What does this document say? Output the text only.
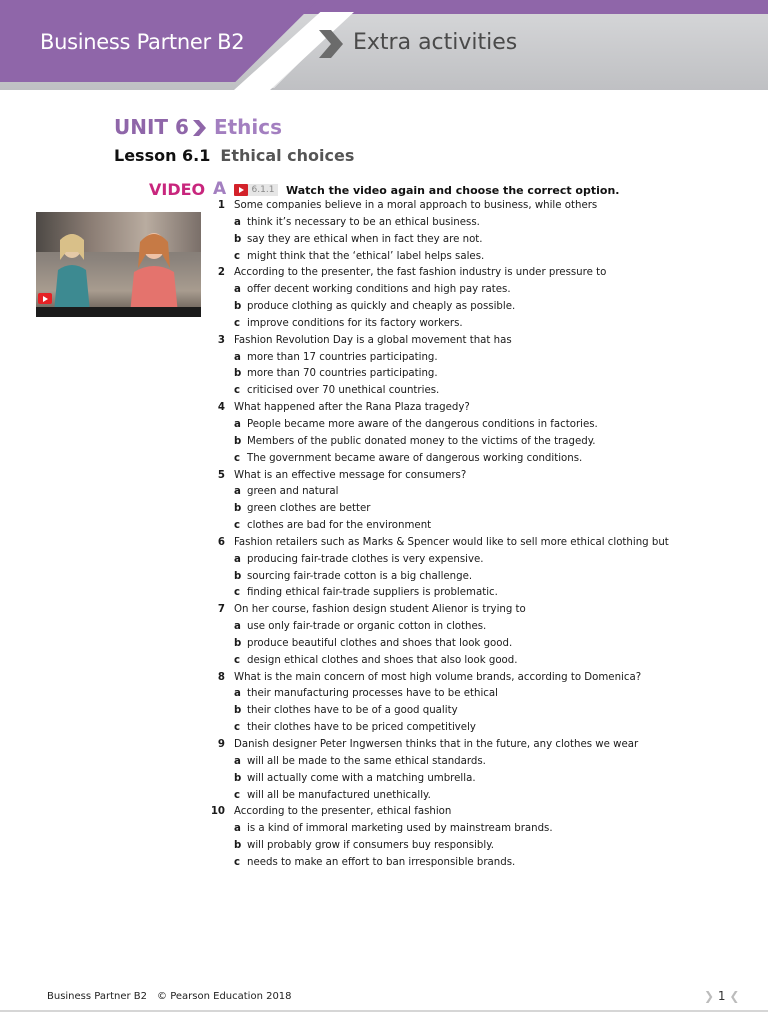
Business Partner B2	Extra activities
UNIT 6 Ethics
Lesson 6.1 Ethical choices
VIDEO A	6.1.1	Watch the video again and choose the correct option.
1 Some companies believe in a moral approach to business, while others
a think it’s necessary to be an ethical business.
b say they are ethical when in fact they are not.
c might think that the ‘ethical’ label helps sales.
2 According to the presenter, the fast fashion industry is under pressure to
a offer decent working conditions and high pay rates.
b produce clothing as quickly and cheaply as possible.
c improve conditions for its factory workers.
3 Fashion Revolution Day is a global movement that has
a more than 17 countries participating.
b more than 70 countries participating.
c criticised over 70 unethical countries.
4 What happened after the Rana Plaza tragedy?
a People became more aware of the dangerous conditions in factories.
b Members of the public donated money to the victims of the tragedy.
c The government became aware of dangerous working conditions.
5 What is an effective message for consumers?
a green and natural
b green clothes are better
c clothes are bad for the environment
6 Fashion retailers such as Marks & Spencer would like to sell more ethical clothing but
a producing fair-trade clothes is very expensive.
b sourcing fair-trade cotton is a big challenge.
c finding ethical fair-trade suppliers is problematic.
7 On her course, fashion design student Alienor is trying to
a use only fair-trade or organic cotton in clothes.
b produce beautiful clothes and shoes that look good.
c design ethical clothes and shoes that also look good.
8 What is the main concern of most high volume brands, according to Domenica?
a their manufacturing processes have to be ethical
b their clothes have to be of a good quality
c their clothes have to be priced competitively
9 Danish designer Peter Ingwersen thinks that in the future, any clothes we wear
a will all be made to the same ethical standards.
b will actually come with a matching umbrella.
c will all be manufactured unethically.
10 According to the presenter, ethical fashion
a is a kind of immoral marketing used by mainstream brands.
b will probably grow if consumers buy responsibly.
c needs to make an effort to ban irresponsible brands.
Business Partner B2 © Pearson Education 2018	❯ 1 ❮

• _DIRECTIVE_: Take the listing above and restate it word for word, without its pictures.

• _FINISHED ANSWER_:
What does this document say? Output the text only.
Business Partner B2	Extra activities
UNIT 6 Ethics
Lesson 6.1 Ethical choices
VIDEO A	6.1.1	Watch the video again and choose the correct option.
1 Some companies believe in a moral approach to business, while others
a think it’s necessary to be an ethical business.
b say they are ethical when in fact they are not.
c might think that the ‘ethical’ label helps sales.
2 According to the presenter, the fast fashion industry is under pressure to
a offer decent working conditions and high pay rates.
b produce clothing as quickly and cheaply as possible.
c improve conditions for its factory workers.
3 Fashion Revolution Day is a global movement that has
a more than 17 countries participating.
b more than 70 countries participating.
c criticised over 70 unethical countries.
4 What happened after the Rana Plaza tragedy?
a People became more aware of the dangerous conditions in factories.
b Members of the public donated money to the victims of the tragedy.
c The government became aware of dangerous working conditions.
5 What is an effective message for consumers?
a green and natural
b green clothes are better
c clothes are bad for the environment
6 Fashion retailers such as Marks & Spencer would like to sell more ethical clothing but
a producing fair-trade clothes is very expensive.
b sourcing fair-trade cotton is a big challenge.
c finding ethical fair-trade suppliers is problematic.
7 On her course, fashion design student Alienor is trying to
a use only fair-trade or organic cotton in clothes.
b produce beautiful clothes and shoes that look good.
c design ethical clothes and shoes that also look good.
8 What is the main concern of most high volume brands, according to Domenica?
a their manufacturing processes have to be ethical
b their clothes have to be of a good quality
c their clothes have to be priced competitively
9 Danish designer Peter Ingwersen thinks that in the future, any clothes we wear
a will all be made to the same ethical standards.
b will actually come with a matching umbrella.
c will all be manufactured unethically.
10 According to the presenter, ethical fashion
a is a kind of immoral marketing used by mainstream brands.
b will probably grow if consumers buy responsibly.
c needs to make an effort to ban irresponsible brands.
Business Partner B2 © Pearson Education 2018	❯ 1 ❮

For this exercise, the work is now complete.